**QUOTED TEXT**

━━━━━━

It also ruins the sample. It is overwhelmingly skewed toward counting only the games he is going to win. If he allows 10 runs in the first three innings, it is very unlikely he will have gotten the “run support” to qualify the start for the factoid’s parameters, even if the Giants go on to score four runs in the fifth inning or whatever.

So let’s unpack the Zito factoid for a minute. What’s the baseline for this sort of thing? I went through five random Saturdays during Zito’s career, one in 2012, in 2010, in 2008, in 2006, and in 2004, and looked at all the starters. This isn’t a totally convincing sample size, but it’s about 150 starts, so what the heck, let’s just assume, for the purposes of this here piece, and to avoid me having to go through and get 10 days’ worth of starts, or even 20 days’ worth of starts, or even better 1,000 days’ worth of starts, that these 150 starts are a perfect representation of league averages. Can we do that? Let’s just agree to do that.

Of those 150 or so starts, here’s how often the starting pitcher’s team gave him:

Runs Frequency
0 18.5%
1 13.7%
2 19.2%
3 10.3%
4 12.3%
5 8.9%
6 5.5%
7 6.2%
8 2.1%
9+ 3.4%

And here’s how often Zito’s team gave him:

Runs Frequency
0 8.4%
1 15.5%
2 18.0%
3 16.8%
4 10.4%
5 7.9%
6 5.8%
7 8.1%
8 2.3%
9+ 6.9%

Don’t get hung up on staring at these tables, which are basically pointless. The small point, the only point, is that if we focus on games in which Zito gets four or more runs of support, we can see that a larger percentage (75 percent) of those games involve him getting five or more runs than the league average (67 percent). Or, simply, he has a smaller portion of four-run-support games, which I would hypothesize turns out to be the most important factor in a factoid like this one.  

How does Zito's team do in each type of start, compared to other pitchers' teams? For various reasons, I didn’t look at pitcher wins and losses; I just looked at team wins and losses, based on the support that the starting pitcher got. Here's his team's winning percentage at each level of support:

Run Support Zito W% League W%
0 3% 0%
1 25% 30%
2 41% 36%
3 48% 60%
4 61% 61%
5 97% 92%
6 100% 100%
7 94% 100%
8 100% 100%
9+ 100% 100%

So, again, assuming that we have an accurate baseline, Zito’s talent becomes clear: It’s about normal. Teams do as well when they score four runs for Barry Zito as they do when they score four runs for the league-average starter. They do a little better with five runs, and a little worse with three, and ever, ever so slightly worse when they score six or more. The conclusion is not that Barry Zito is better, or isn’t better, than other good pitchers. The conclusion is that this factoid is a lot of noise, dressed up as something special. If you want to know how good Barry Zito is, there are better places to start.

Another great one, Sam.

━━━━━━

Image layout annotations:
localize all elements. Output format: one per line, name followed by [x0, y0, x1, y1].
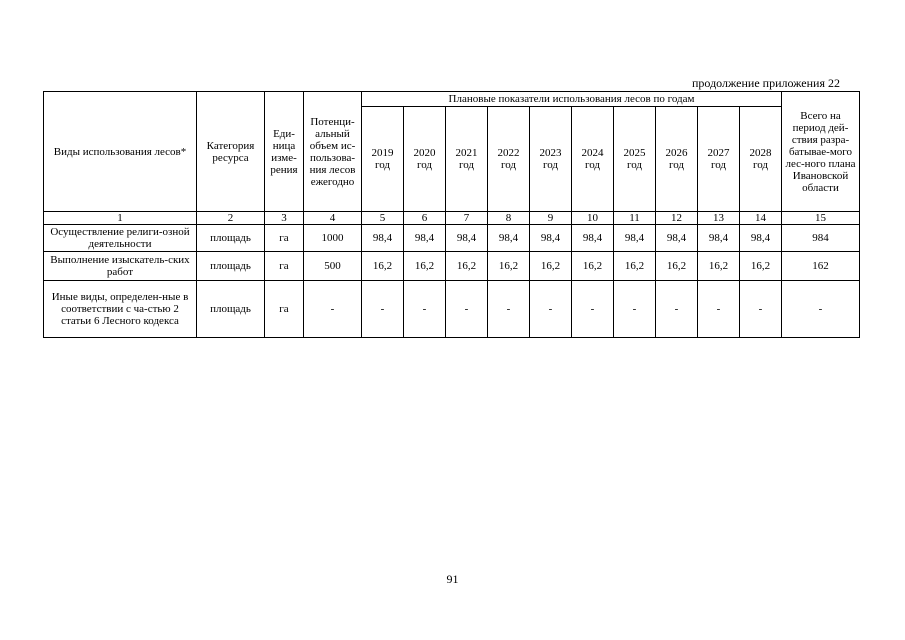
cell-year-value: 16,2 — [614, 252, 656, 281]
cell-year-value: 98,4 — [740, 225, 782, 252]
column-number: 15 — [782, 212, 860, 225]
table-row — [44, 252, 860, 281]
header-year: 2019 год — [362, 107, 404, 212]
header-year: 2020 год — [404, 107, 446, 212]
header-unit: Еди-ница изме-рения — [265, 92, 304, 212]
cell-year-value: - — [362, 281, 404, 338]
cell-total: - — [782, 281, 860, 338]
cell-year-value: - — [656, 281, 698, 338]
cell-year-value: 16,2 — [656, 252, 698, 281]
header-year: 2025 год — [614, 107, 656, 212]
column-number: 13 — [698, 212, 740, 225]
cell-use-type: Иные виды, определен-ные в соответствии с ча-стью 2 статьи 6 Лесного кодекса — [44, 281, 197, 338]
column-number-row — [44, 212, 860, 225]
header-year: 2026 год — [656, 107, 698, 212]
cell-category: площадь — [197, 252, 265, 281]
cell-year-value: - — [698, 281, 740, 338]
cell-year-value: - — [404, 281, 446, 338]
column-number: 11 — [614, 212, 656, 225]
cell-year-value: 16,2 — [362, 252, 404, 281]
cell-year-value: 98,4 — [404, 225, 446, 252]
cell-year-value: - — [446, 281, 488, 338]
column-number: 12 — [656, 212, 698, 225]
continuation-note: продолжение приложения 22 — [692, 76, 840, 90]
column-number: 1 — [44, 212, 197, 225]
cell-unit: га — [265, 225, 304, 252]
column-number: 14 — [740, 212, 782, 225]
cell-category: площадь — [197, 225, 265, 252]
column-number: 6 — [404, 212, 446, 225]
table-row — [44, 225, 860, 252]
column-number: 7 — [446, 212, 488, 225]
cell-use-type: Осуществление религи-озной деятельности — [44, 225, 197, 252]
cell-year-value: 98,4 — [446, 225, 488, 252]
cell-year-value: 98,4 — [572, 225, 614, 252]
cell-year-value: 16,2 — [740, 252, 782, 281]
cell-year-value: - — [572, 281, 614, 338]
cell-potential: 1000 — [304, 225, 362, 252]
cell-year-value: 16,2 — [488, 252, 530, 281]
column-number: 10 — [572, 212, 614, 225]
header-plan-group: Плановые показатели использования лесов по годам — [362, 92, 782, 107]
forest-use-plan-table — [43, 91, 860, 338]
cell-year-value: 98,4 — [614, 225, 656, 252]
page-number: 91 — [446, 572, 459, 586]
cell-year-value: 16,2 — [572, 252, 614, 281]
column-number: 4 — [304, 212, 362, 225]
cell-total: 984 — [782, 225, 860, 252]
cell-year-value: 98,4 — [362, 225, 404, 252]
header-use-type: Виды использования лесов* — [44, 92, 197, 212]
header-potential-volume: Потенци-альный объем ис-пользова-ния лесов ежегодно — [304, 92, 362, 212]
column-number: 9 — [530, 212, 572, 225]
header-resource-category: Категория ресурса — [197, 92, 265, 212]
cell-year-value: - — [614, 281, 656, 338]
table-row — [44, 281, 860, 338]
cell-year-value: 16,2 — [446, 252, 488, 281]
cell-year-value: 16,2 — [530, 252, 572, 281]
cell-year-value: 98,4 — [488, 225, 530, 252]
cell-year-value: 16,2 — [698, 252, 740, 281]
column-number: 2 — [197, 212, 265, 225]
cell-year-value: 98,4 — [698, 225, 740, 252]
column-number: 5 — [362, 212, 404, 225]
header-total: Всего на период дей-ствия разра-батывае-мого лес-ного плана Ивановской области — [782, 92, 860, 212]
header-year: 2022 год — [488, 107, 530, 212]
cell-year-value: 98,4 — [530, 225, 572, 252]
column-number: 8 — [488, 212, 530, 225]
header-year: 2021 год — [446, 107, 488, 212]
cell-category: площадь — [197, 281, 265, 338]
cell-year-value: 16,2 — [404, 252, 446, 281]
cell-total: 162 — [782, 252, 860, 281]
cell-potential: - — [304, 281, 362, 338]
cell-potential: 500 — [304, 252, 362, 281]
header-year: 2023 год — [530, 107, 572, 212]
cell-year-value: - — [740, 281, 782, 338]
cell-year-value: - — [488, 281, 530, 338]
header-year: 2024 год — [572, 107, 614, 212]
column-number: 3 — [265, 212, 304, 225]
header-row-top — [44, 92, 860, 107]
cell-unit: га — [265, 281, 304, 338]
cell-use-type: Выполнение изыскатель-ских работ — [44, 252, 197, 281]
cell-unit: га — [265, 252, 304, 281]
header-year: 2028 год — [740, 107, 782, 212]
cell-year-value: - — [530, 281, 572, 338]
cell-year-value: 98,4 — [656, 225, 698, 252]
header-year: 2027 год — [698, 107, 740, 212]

━━━━━━

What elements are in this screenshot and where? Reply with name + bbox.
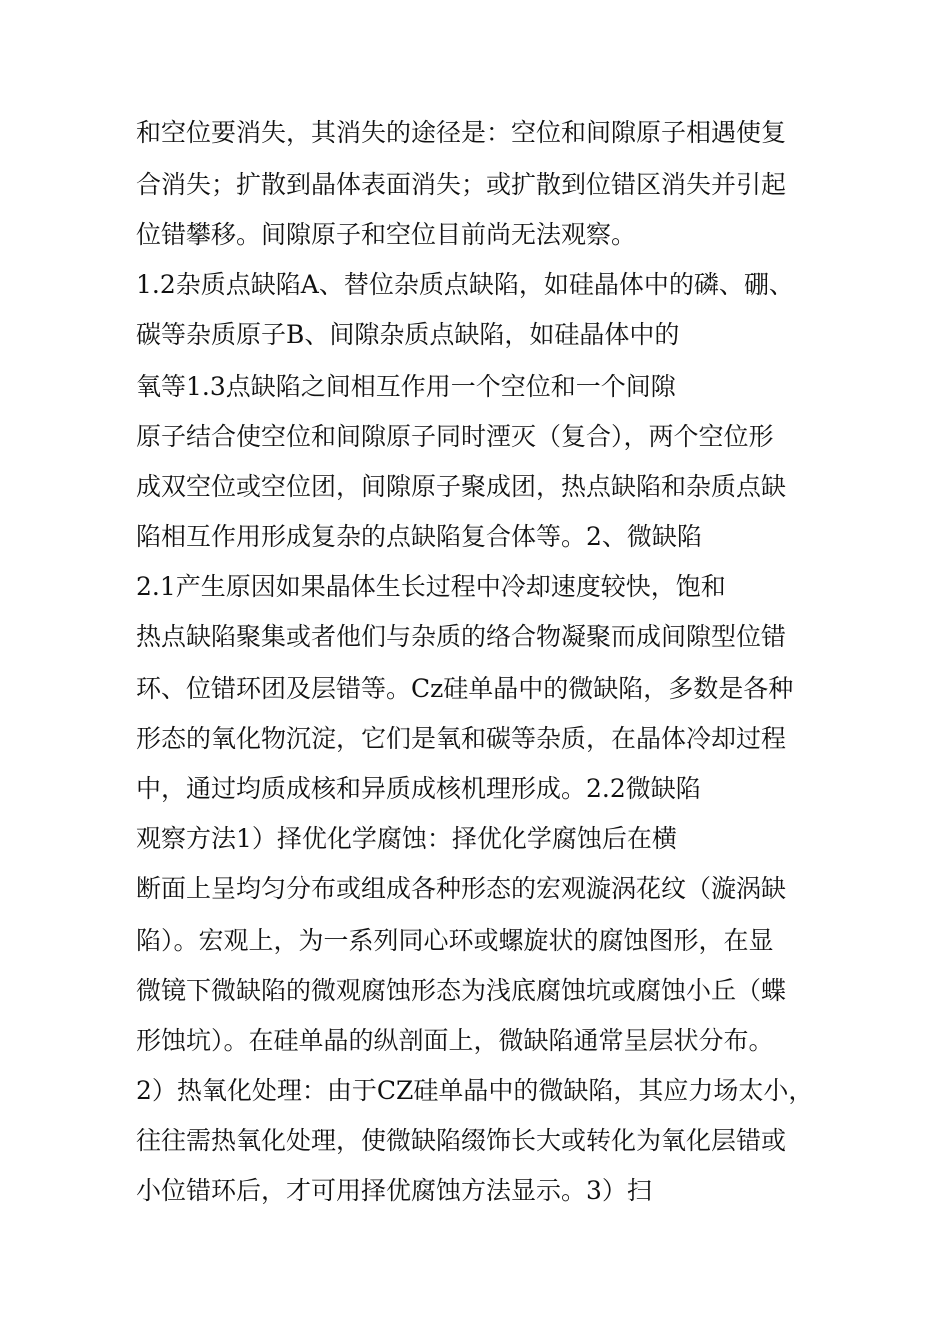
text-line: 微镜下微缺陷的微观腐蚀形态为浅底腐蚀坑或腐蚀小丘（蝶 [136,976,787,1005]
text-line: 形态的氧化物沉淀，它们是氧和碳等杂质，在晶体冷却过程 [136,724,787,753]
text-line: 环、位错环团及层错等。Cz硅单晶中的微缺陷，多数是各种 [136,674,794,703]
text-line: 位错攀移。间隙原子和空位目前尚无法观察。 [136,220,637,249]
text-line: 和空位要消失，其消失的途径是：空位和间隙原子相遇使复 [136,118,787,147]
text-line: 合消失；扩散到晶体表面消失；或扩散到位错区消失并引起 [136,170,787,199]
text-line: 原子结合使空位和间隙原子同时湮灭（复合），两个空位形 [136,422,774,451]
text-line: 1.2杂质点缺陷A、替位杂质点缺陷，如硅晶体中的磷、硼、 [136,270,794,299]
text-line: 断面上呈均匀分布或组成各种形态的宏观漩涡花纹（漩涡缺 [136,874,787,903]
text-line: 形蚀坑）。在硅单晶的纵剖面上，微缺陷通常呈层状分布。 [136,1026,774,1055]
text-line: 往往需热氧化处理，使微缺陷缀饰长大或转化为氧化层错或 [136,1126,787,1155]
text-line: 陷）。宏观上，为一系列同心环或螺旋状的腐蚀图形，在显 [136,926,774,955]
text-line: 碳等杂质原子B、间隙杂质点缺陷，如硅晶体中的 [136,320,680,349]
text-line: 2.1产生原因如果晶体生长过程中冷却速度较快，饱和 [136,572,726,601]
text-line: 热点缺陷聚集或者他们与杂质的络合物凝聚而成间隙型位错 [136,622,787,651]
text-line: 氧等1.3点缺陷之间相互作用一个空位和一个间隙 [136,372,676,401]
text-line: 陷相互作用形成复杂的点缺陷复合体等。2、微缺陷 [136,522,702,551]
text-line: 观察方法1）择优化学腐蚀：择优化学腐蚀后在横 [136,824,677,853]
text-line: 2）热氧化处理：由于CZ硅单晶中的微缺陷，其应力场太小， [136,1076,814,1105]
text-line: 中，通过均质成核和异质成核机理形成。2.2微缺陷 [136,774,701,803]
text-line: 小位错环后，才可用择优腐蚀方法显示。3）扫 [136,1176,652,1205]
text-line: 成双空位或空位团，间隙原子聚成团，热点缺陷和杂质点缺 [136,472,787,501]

━━━━━━

**SET TASKS**
1. Translate this sentence from the piece on Barry Zito's run support into Spanish: "Teams do as well when they score four runs for Barry Zito as they do when they score four runs for the league-average starter."
2. Continue the piece on Barry Zito's run support from its last line.

**THE RESPONSES**
1. Los equipos rinden igual de bien cuando anotan cuatro carreras para Barry Zito que cuando anotan cuatro carreras para el abridor promedio de la liga.

2.
Only tangentially related to the actual article (which was great, don't get me wrong!) but in the last table, am I reading correctly that the average MLB team's expected winning percentage jumps from 36% to 60% if they score (at least) the 3rd run while the starting pitcher is still in? If so, it's really remarkable that one extra run, by definition relatively early in the game, can swing the ExpW% so much!
I know I said we'll assume for this article that those numbers are real and representative, but if anything surprises you about those tables I would assume for real life that those numbers are not real and representative. When I have a moment maybe I'll broaden the sample and do an Unfiltered on it
Excellant work. I get annoyed every time that factoid is mentioned in a broadcast. "There are three types of lies. Lies, damn lies, and statistics."
Actually, there are four types of lies: "Lies, damn lies, statistics and baseball statistics".
Ugh, yes, thank you. My old man looove this "stat" and won't listen to me when I tell him it's meaningless.
It's obvious that Zito isn't a better than average pitcher but rather that he is a much better hitter than his career -31 OPS+ would suggest. How else can you explain all those extra 7 to 9 run games? I'll bet that in games that Zito gets 1 or more hits, the Giants win some of them. :-) Having never looked at it before, I'm impressed with Zito's consistency at the plate as a Giant; 0.113 BA his first year, and then 3 years in a row at 0.118. In 2008 and 2009 he had the exact same stat line. What are the odds of that?
As a famous Russian once said, "There are no small coincidences and big coincidences, only coincidences."
I am amused by the propsect that in six percent of Barry Zito's starts in which he has received 7 runs of support, he is not doing so in the major leagues. If he were pitching in the majors in those starts, after all, he would have won 100% of the time, just as all other major leaguers have.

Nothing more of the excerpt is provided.